[Saved data entries]
:::::

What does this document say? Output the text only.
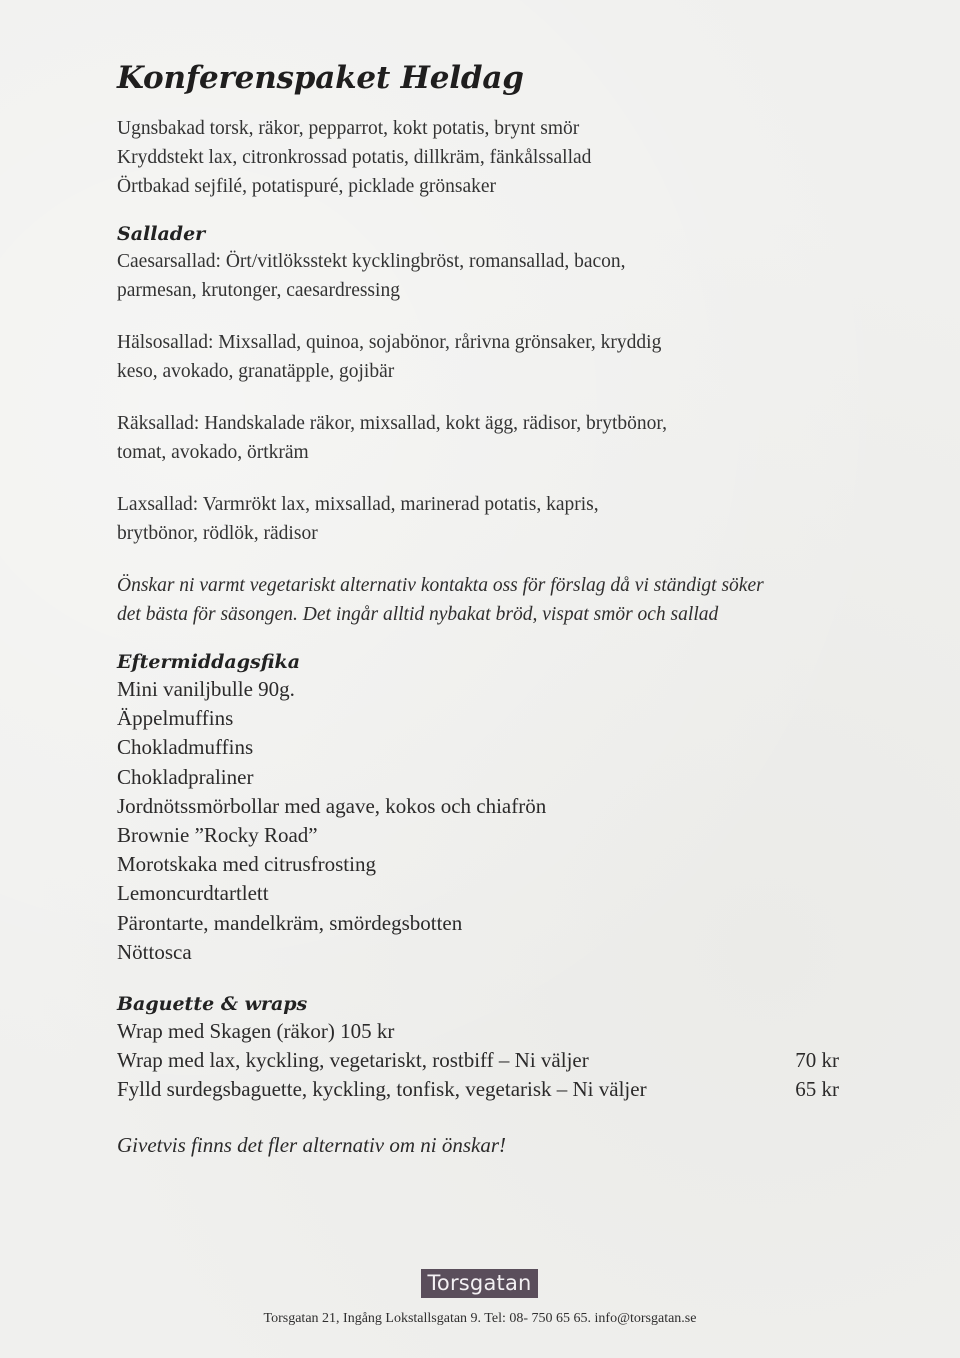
Konferenspaket Heldag

Ugnsbakad torsk, räkor, pepparrot, kokt potatis, brynt smör

Kryddstekt lax, citronkrossad potatis, dillkräm, fänkålssallad

Örtbakad sejfilé, potatispuré, picklade grönsaker

Sallader

Caesarsallad: Ört/vitlöksstekt kycklingbröst, romansallad, bacon,

parmesan, krutonger, caesardressing

Hälsosallad: Mixsallad, quinoa, sojabönor, rårivna grönsaker, kryddig

keso, avokado, granatäpple, gojibär

Räksallad: Handskalade räkor, mixsallad, kokt ägg, rädisor, brytbönor,

tomat, avokado, örtkräm

Laxsallad: Varmrökt lax, mixsallad, marinerad potatis, kapris,

brytbönor, rödlök, rädisor

Önskar ni varmt vegetariskt alternativ kontakta oss för förslag då vi ständigt söker

det bästa för säsongen. Det ingår alltid nybakat bröd, vispat smör och sallad

Eftermiddagsfika

Mini vaniljbulle 90g.

Äppelmuffins

Chokladmuffins

Chokladpraliner

Jordnötssmörbollar med agave, kokos och chiafrön

Brownie ”Rocky Road”

Morotskaka med citrusfrosting

Lemoncurdtartlett

Pärontarte, mandelkräm, smördegsbotten

Nöttosca

Baguette & wraps
Wrap med Skagen (räkor) 105 kr
Wrap med lax, kyckling, vegetariskt, rostbiff – Ni väljer	70 kr
Fylld surdegsbaguette, kyckling, tonfisk, vegetarisk – Ni väljer	65 kr

Givetvis finns det fler alternativ om ni önskar!

Torsgatan
Torsgatan 21, Ingång Lokstallsgatan 9. Tel: 08- 750 65 65. info@torsgatan.se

:::::

* PROBLEM DESCRIPTION *
From the listing, extract all text exactly as given and drop any picture.

* SOLUTION TO THIS TASK *
What does this document say? Output the text only.
Konferenspaket Heldag

Ugnsbakad torsk, räkor, pepparrot, kokt potatis, brynt smör

Kryddstekt lax, citronkrossad potatis, dillkräm, fänkålssallad

Örtbakad sejfilé, potatispuré, picklade grönsaker

Sallader

Caesarsallad: Ört/vitlöksstekt kycklingbröst, romansallad, bacon,

parmesan, krutonger, caesardressing

Hälsosallad: Mixsallad, quinoa, sojabönor, rårivna grönsaker, kryddig

keso, avokado, granatäpple, gojibär

Räksallad: Handskalade räkor, mixsallad, kokt ägg, rädisor, brytbönor,

tomat, avokado, örtkräm

Laxsallad: Varmrökt lax, mixsallad, marinerad potatis, kapris,

brytbönor, rödlök, rädisor

Önskar ni varmt vegetariskt alternativ kontakta oss för förslag då vi ständigt söker

det bästa för säsongen. Det ingår alltid nybakat bröd, vispat smör och sallad

Eftermiddagsfika

Mini vaniljbulle 90g.

Äppelmuffins

Chokladmuffins

Chokladpraliner

Jordnötssmörbollar med agave, kokos och chiafrön

Brownie ”Rocky Road”

Morotskaka med citrusfrosting

Lemoncurdtartlett

Pärontarte, mandelkräm, smördegsbotten

Nöttosca

Baguette & wraps
Wrap med Skagen (räkor) 105 kr
Wrap med lax, kyckling, vegetariskt, rostbiff – Ni väljer	70 kr
Fylld surdegsbaguette, kyckling, tonfisk, vegetarisk – Ni väljer	65 kr

Givetvis finns det fler alternativ om ni önskar!

Torsgatan
Torsgatan 21, Ingång Lokstallsgatan 9. Tel: 08- 750 65 65. info@torsgatan.se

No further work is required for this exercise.